● PROBLEM STATEMENT: Where a line in the listing below contains the word "must", copy that line.

● SUPPLIED MATERIAL:
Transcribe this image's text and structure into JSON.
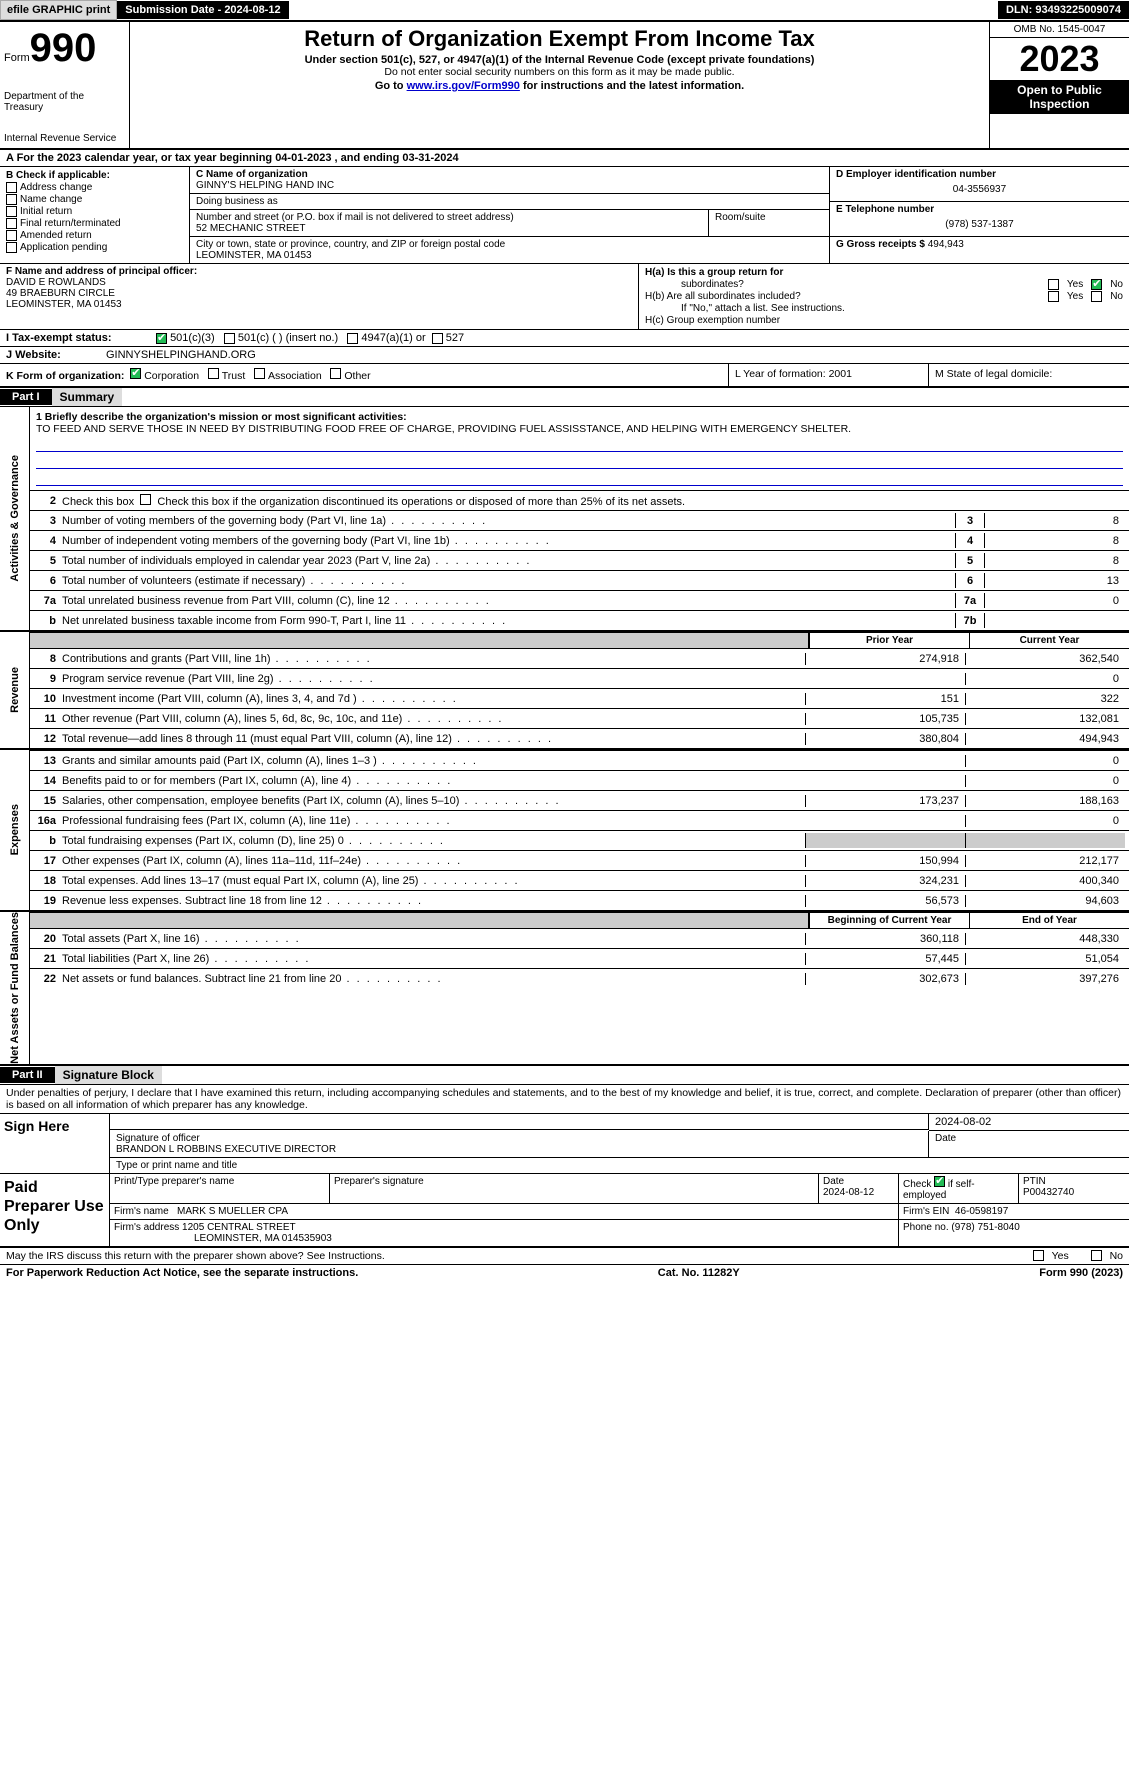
{
  "topbar": {
    "efile": "efile GRAPHIC print",
    "submission": "Submission Date - 2024-08-12",
    "dln": "DLN: 93493225009074"
  },
  "header": {
    "form_label": "Form",
    "form_num": "990",
    "dept": "Department of the Treasury",
    "irs": "Internal Revenue Service",
    "title": "Return of Organization Exempt From Income Tax",
    "sub1": "Under section 501(c), 527, or 4947(a)(1) of the Internal Revenue Code (except private foundations)",
    "sub2": "Do not enter social security numbers on this form as it may be made public.",
    "sub3_pre": "Go to ",
    "sub3_link": "www.irs.gov/Form990",
    "sub3_post": " for instructions and the latest information.",
    "omb": "OMB No. 1545-0047",
    "year": "2023",
    "open": "Open to Public Inspection"
  },
  "row_a": "A  For the 2023 calendar year, or tax year beginning 04-01-2023    , and ending 03-31-2024",
  "col_b": {
    "title": "B Check if applicable:",
    "items": [
      "Address change",
      "Name change",
      "Initial return",
      "Final return/terminated",
      "Amended return",
      "Application pending"
    ]
  },
  "c": {
    "name_lbl": "C Name of organization",
    "name": "GINNY'S HELPING HAND INC",
    "dba_lbl": "Doing business as",
    "dba": "",
    "street_lbl": "Number and street (or P.O. box if mail is not delivered to street address)",
    "street": "52 MECHANIC STREET",
    "room_lbl": "Room/suite",
    "city_lbl": "City or town, state or province, country, and ZIP or foreign postal code",
    "city": "LEOMINSTER, MA  01453"
  },
  "d": {
    "lbl": "D Employer identification number",
    "val": "04-3556937"
  },
  "e": {
    "lbl": "E Telephone number",
    "val": "(978) 537-1387"
  },
  "g": {
    "lbl": "G Gross receipts $",
    "val": "494,943"
  },
  "f": {
    "lbl": "F  Name and address of principal officer:",
    "line1": "DAVID E ROWLANDS",
    "line2": "49 BRAEBURN CIRCLE",
    "line3": "LEOMINSTER, MA  01453"
  },
  "h": {
    "a": "H(a)  Is this a group return for",
    "a2": "subordinates?",
    "b": "H(b)  Are all subordinates included?",
    "bnote": "If \"No,\" attach a list. See instructions.",
    "c": "H(c)  Group exemption number"
  },
  "i": {
    "lbl": "I    Tax-exempt status:",
    "o1": "501(c)(3)",
    "o2": "501(c) (  ) (insert no.)",
    "o3": "4947(a)(1) or",
    "o4": "527"
  },
  "j": {
    "lbl": "J    Website:",
    "val": "GINNYSHELPINGHAND.ORG"
  },
  "k": {
    "lbl": "K Form of organization:",
    "o1": "Corporation",
    "o2": "Trust",
    "o3": "Association",
    "o4": "Other",
    "l": "L Year of formation: 2001",
    "m": "M State of legal domicile:"
  },
  "part1": {
    "hdr": "Part I",
    "title": "Summary"
  },
  "gov": {
    "label": "Activities & Governance",
    "l1a": "1  Briefly describe the organization's mission or most significant activities:",
    "l1b": "TO FEED AND SERVE THOSE IN NEED BY DISTRIBUTING FOOD FREE OF CHARGE, PROVIDING FUEL ASSISSTANCE, AND HELPING WITH EMERGENCY SHELTER.",
    "l2": "Check this box       if the organization discontinued its operations or disposed of more than 25% of its net assets.",
    "rows": [
      {
        "n": "3",
        "t": "Number of voting members of the governing body (Part VI, line 1a)",
        "num": "3",
        "v": "8"
      },
      {
        "n": "4",
        "t": "Number of independent voting members of the governing body (Part VI, line 1b)",
        "num": "4",
        "v": "8"
      },
      {
        "n": "5",
        "t": "Total number of individuals employed in calendar year 2023 (Part V, line 2a)",
        "num": "5",
        "v": "8"
      },
      {
        "n": "6",
        "t": "Total number of volunteers (estimate if necessary)",
        "num": "6",
        "v": "13"
      },
      {
        "n": "7a",
        "t": "Total unrelated business revenue from Part VIII, column (C), line 12",
        "num": "7a",
        "v": "0"
      },
      {
        "n": "b",
        "t": "Net unrelated business taxable income from Form 990-T, Part I, line 11",
        "num": "7b",
        "v": ""
      }
    ]
  },
  "rev": {
    "label": "Revenue",
    "col1": "Prior Year",
    "col2": "Current Year",
    "rows": [
      {
        "n": "8",
        "t": "Contributions and grants (Part VIII, line 1h)",
        "c1": "274,918",
        "c2": "362,540"
      },
      {
        "n": "9",
        "t": "Program service revenue (Part VIII, line 2g)",
        "c1": "",
        "c2": "0"
      },
      {
        "n": "10",
        "t": "Investment income (Part VIII, column (A), lines 3, 4, and 7d )",
        "c1": "151",
        "c2": "322"
      },
      {
        "n": "11",
        "t": "Other revenue (Part VIII, column (A), lines 5, 6d, 8c, 9c, 10c, and 11e)",
        "c1": "105,735",
        "c2": "132,081"
      },
      {
        "n": "12",
        "t": "Total revenue—add lines 8 through 11 (must equal Part VIII, column (A), line 12)",
        "c1": "380,804",
        "c2": "494,943"
      }
    ]
  },
  "exp": {
    "label": "Expenses",
    "rows": [
      {
        "n": "13",
        "t": "Grants and similar amounts paid (Part IX, column (A), lines 1–3 )",
        "c1": "",
        "c2": "0"
      },
      {
        "n": "14",
        "t": "Benefits paid to or for members (Part IX, column (A), line 4)",
        "c1": "",
        "c2": "0"
      },
      {
        "n": "15",
        "t": "Salaries, other compensation, employee benefits (Part IX, column (A), lines 5–10)",
        "c1": "173,237",
        "c2": "188,163"
      },
      {
        "n": "16a",
        "t": "Professional fundraising fees (Part IX, column (A), line 11e)",
        "c1": "",
        "c2": "0"
      },
      {
        "n": "b",
        "t": "Total fundraising expenses (Part IX, column (D), line 25) 0",
        "c1": "grey",
        "c2": "grey"
      },
      {
        "n": "17",
        "t": "Other expenses (Part IX, column (A), lines 11a–11d, 11f–24e)",
        "c1": "150,994",
        "c2": "212,177"
      },
      {
        "n": "18",
        "t": "Total expenses. Add lines 13–17 (must equal Part IX, column (A), line 25)",
        "c1": "324,231",
        "c2": "400,340"
      },
      {
        "n": "19",
        "t": "Revenue less expenses. Subtract line 18 from line 12",
        "c1": "56,573",
        "c2": "94,603"
      }
    ]
  },
  "na": {
    "label": "Net Assets or Fund Balances",
    "col1": "Beginning of Current Year",
    "col2": "End of Year",
    "rows": [
      {
        "n": "20",
        "t": "Total assets (Part X, line 16)",
        "c1": "360,118",
        "c2": "448,330"
      },
      {
        "n": "21",
        "t": "Total liabilities (Part X, line 26)",
        "c1": "57,445",
        "c2": "51,054"
      },
      {
        "n": "22",
        "t": "Net assets or fund balances. Subtract line 21 from line 20",
        "c1": "302,673",
        "c2": "397,276"
      }
    ]
  },
  "part2": {
    "hdr": "Part II",
    "title": "Signature Block"
  },
  "perjury": "Under penalties of perjury, I declare that I have examined this return, including accompanying schedules and statements, and to the best of my knowledge and belief, it is true, correct, and complete. Declaration of preparer (other than officer) is based on all information of which preparer has any knowledge.",
  "sign": {
    "here": "Sign Here",
    "sig_lbl": "Signature of officer",
    "name": "BRANDON L ROBBINS  EXECUTIVE DIRECTOR",
    "type_lbl": "Type or print name and title",
    "date_lbl": "Date",
    "date": "2024-08-02"
  },
  "paid": {
    "lbl": "Paid Preparer Use Only",
    "r1": {
      "c1": "Print/Type preparer's name",
      "c2": "Preparer's signature",
      "c3": "Date",
      "c3v": "2024-08-12",
      "c4": "Check        if self-employed",
      "c5": "PTIN",
      "c5v": "P00432740"
    },
    "r2": {
      "c1": "Firm's name",
      "c1v": "MARK S MUELLER CPA",
      "c2": "Firm's EIN",
      "c2v": "46-0598197"
    },
    "r3": {
      "c1": "Firm's address",
      "c1v": "1205 CENTRAL STREET",
      "c2": "Phone no.",
      "c2v": "(978) 751-8040"
    },
    "r3b": "LEOMINSTER, MA  014535903"
  },
  "discuss": "May the IRS discuss this return with the preparer shown above? See Instructions.",
  "footer": {
    "l": "For Paperwork Reduction Act Notice, see the separate instructions.",
    "m": "Cat. No. 11282Y",
    "r": "Form 990 (2023)"
  },
  "yn": {
    "yes": "Yes",
    "no": "No"
  }
}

● SOLUTION FOR THIS TASK:
        "t": "Total revenue—add lines 8 through 11 (must equal Part VIII, column (A), line 12)",
        "t": "Total expenses. Add lines 13–17 (must equal Part IX, column (A), line 25)",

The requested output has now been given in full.